[Dataset excerpt]
.....

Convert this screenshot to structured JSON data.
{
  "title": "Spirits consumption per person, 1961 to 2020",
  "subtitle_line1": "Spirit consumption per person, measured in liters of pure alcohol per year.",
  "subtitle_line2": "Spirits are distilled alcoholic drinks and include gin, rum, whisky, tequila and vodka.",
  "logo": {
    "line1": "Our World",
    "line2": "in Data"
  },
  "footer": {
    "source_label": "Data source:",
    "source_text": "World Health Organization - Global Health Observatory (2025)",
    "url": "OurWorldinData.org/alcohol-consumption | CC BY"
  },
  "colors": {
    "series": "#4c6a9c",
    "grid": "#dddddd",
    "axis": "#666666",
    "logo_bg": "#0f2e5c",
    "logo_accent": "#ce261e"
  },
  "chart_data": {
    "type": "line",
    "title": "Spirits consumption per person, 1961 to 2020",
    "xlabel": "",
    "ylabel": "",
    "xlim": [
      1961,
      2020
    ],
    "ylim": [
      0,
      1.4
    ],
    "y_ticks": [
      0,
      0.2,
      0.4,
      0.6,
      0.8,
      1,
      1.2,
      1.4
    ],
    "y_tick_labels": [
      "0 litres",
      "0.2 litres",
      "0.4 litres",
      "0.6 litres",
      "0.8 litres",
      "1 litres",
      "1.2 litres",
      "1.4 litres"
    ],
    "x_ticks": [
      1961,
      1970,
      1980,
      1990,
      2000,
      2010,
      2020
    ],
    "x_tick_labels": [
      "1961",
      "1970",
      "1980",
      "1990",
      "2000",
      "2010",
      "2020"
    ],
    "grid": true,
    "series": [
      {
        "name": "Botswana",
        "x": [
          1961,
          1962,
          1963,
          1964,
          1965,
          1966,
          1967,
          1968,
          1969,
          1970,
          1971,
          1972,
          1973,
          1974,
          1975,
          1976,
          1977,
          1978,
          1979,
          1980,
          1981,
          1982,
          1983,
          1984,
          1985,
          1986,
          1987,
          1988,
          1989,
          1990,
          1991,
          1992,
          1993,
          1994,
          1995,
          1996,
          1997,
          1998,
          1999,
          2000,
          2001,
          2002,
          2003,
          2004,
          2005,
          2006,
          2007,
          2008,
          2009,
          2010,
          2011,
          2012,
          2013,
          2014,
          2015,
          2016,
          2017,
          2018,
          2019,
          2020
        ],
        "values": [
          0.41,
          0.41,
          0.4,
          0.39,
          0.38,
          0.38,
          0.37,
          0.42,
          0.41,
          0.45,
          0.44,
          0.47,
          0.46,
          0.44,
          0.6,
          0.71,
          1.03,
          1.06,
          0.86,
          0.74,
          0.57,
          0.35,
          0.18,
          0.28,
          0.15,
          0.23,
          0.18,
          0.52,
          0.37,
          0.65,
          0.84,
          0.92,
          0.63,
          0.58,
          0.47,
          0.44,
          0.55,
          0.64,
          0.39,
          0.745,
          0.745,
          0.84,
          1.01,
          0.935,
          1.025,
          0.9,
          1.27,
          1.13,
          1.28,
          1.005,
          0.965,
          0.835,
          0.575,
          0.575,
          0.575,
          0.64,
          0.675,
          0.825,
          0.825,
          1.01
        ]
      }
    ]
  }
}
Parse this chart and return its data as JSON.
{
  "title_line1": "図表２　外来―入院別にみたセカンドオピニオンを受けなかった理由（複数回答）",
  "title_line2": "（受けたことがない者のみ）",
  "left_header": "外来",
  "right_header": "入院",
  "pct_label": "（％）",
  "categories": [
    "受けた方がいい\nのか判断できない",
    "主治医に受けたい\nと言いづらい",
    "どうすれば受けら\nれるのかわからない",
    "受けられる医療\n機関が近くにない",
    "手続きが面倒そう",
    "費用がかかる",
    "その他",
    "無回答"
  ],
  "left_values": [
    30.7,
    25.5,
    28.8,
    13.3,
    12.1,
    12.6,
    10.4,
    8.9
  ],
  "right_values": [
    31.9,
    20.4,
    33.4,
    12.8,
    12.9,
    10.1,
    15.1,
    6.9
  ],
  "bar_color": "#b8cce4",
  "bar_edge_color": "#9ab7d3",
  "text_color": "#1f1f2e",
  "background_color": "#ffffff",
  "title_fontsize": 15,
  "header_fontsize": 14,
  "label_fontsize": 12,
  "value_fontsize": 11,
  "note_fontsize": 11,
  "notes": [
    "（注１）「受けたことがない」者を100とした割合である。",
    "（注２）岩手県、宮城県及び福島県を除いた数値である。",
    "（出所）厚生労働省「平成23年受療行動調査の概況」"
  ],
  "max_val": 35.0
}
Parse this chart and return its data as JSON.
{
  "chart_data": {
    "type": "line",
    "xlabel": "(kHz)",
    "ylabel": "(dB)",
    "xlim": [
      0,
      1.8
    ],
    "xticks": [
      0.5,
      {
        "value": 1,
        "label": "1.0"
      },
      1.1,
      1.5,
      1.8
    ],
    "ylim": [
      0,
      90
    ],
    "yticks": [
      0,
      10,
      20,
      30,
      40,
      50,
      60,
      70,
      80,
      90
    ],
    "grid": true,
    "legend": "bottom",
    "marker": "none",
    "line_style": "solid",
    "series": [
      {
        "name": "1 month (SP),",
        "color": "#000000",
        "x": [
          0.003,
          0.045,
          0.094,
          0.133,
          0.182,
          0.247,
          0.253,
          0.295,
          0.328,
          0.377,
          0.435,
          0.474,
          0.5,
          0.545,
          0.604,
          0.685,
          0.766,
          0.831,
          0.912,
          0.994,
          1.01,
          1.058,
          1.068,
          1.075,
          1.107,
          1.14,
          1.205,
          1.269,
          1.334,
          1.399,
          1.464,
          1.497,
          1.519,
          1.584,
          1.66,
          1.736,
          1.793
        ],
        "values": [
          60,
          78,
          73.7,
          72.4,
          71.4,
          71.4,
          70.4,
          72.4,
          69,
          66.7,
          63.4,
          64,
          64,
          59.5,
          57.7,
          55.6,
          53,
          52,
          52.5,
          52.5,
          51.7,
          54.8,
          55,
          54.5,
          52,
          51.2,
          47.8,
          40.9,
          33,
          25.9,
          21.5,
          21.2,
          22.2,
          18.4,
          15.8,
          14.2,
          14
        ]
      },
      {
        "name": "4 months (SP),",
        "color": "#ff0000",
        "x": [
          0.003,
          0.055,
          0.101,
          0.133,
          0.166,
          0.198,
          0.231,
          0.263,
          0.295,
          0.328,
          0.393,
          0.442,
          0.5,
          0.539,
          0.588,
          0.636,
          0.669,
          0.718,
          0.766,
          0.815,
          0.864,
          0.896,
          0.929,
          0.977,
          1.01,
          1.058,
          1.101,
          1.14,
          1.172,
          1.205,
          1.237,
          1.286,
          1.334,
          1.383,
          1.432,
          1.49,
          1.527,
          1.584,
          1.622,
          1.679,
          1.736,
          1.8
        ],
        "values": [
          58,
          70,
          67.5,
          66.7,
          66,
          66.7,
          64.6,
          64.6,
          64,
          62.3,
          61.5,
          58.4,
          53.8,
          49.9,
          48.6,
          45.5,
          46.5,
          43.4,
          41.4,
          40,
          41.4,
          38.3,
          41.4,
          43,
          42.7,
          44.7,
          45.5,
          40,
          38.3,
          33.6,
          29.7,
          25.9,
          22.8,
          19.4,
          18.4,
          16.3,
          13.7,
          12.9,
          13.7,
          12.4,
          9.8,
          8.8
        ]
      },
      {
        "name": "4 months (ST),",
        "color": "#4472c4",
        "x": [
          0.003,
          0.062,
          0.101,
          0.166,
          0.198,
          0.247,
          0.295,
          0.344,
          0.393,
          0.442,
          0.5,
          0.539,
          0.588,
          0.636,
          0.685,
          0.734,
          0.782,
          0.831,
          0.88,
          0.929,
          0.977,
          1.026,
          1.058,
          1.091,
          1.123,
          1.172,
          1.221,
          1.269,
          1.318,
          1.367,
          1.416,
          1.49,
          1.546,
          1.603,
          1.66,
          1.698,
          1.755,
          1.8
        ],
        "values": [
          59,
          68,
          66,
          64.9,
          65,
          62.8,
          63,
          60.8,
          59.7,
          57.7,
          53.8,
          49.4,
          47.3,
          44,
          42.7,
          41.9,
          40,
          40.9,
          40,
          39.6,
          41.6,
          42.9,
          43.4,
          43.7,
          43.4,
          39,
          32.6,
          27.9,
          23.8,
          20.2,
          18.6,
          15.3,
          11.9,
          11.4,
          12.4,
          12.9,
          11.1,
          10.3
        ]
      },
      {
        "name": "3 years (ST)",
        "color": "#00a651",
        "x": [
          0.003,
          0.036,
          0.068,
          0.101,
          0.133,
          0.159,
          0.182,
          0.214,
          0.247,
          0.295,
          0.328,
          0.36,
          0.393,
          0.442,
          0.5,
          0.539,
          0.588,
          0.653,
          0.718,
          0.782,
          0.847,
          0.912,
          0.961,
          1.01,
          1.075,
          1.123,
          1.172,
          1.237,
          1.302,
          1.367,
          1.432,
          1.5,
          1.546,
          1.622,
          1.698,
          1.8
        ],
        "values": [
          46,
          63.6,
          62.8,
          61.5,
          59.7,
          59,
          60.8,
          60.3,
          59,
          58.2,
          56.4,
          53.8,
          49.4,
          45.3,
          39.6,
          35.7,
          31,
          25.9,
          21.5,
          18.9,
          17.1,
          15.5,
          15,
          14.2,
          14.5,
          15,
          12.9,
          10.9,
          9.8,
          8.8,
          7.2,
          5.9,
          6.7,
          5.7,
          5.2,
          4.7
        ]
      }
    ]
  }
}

.....

## Goal:
Locate the word "consumption" in the records and collect each line it appears in.

## Solution for this problem:
  "title": "Spirits consumption per person, 1961 to 2020",
  "subtitle_line1": "Spirit consumption per person, measured in liters of pure alcohol per year.",
    "url": "OurWorldinData.org/alcohol-consumption | CC BY"
    "title": "Spirits consumption per person, 1961 to 2020",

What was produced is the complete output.